* **Description of the task**:
Repeat the records exactly. Every line must match.

* **Material**:
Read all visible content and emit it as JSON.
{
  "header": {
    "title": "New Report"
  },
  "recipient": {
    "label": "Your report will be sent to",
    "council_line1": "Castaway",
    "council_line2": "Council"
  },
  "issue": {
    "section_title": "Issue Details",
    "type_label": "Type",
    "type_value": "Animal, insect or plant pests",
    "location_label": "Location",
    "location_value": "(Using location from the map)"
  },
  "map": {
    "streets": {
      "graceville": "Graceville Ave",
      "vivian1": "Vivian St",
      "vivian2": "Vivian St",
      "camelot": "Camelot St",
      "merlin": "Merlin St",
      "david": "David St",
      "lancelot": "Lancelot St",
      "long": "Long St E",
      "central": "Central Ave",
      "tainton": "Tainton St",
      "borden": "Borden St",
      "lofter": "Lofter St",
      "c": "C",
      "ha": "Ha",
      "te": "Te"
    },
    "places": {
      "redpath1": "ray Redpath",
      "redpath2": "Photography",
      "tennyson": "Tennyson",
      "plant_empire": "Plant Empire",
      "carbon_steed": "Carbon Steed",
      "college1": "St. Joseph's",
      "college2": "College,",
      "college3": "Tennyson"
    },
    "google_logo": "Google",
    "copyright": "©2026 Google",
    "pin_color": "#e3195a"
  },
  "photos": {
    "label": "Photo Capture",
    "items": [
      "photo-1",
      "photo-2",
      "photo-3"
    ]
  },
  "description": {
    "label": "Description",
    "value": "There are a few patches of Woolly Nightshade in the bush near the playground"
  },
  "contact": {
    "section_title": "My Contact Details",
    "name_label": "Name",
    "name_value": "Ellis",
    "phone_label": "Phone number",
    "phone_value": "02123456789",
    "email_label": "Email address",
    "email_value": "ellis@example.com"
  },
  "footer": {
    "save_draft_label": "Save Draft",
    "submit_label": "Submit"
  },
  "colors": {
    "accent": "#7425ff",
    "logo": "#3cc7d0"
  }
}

* **Exercise result**:
Read all visible content and emit it as JSON.
{
  "header": {
    "title": "New Report"
  },
  "recipient": {
    "label": "Your report will be sent to",
    "council_line1": "Castaway",
    "council_line2": "Council"
  },
  "issue": {
    "section_title": "Issue Details",
    "type_label": "Type",
    "type_value": "Animal, insect or plant pests",
    "location_label": "Location",
    "location_value": "(Using location from the map)"
  },
  "map": {
    "streets": {
      "graceville": "Graceville Ave",
      "vivian1": "Vivian St",
      "vivian2": "Vivian St",
      "camelot": "Camelot St",
      "merlin": "Merlin St",
      "david": "David St",
      "lancelot": "Lancelot St",
      "long": "Long St E",
      "central": "Central Ave",
      "tainton": "Tainton St",
      "borden": "Borden St",
      "lofter": "Lofter St",
      "c": "C",
      "ha": "Ha",
      "te": "Te"
    },
    "places": {
      "redpath1": "ray Redpath",
      "redpath2": "Photography",
      "tennyson": "Tennyson",
      "plant_empire": "Plant Empire",
      "carbon_steed": "Carbon Steed",
      "college1": "St. Joseph's",
      "college2": "College,",
      "college3": "Tennyson"
    },
    "google_logo": "Google",
    "copyright": "©2026 Google",
    "pin_color": "#e3195a"
  },
  "photos": {
    "label": "Photo Capture",
    "items": [
      "photo-1",
      "photo-2",
      "photo-3"
    ]
  },
  "description": {
    "label": "Description",
    "value": "There are a few patches of Woolly Nightshade in the bush near the playground"
  },
  "contact": {
    "section_title": "My Contact Details",
    "name_label": "Name",
    "name_value": "Ellis",
    "phone_label": "Phone number",
    "phone_value": "02123456789",
    "email_label": "Email address",
    "email_value": "ellis@example.com"
  },
  "footer": {
    "save_draft_label": "Save Draft",
    "submit_label": "Submit"
  },
  "colors": {
    "accent": "#7425ff",
    "logo": "#3cc7d0"
  }
}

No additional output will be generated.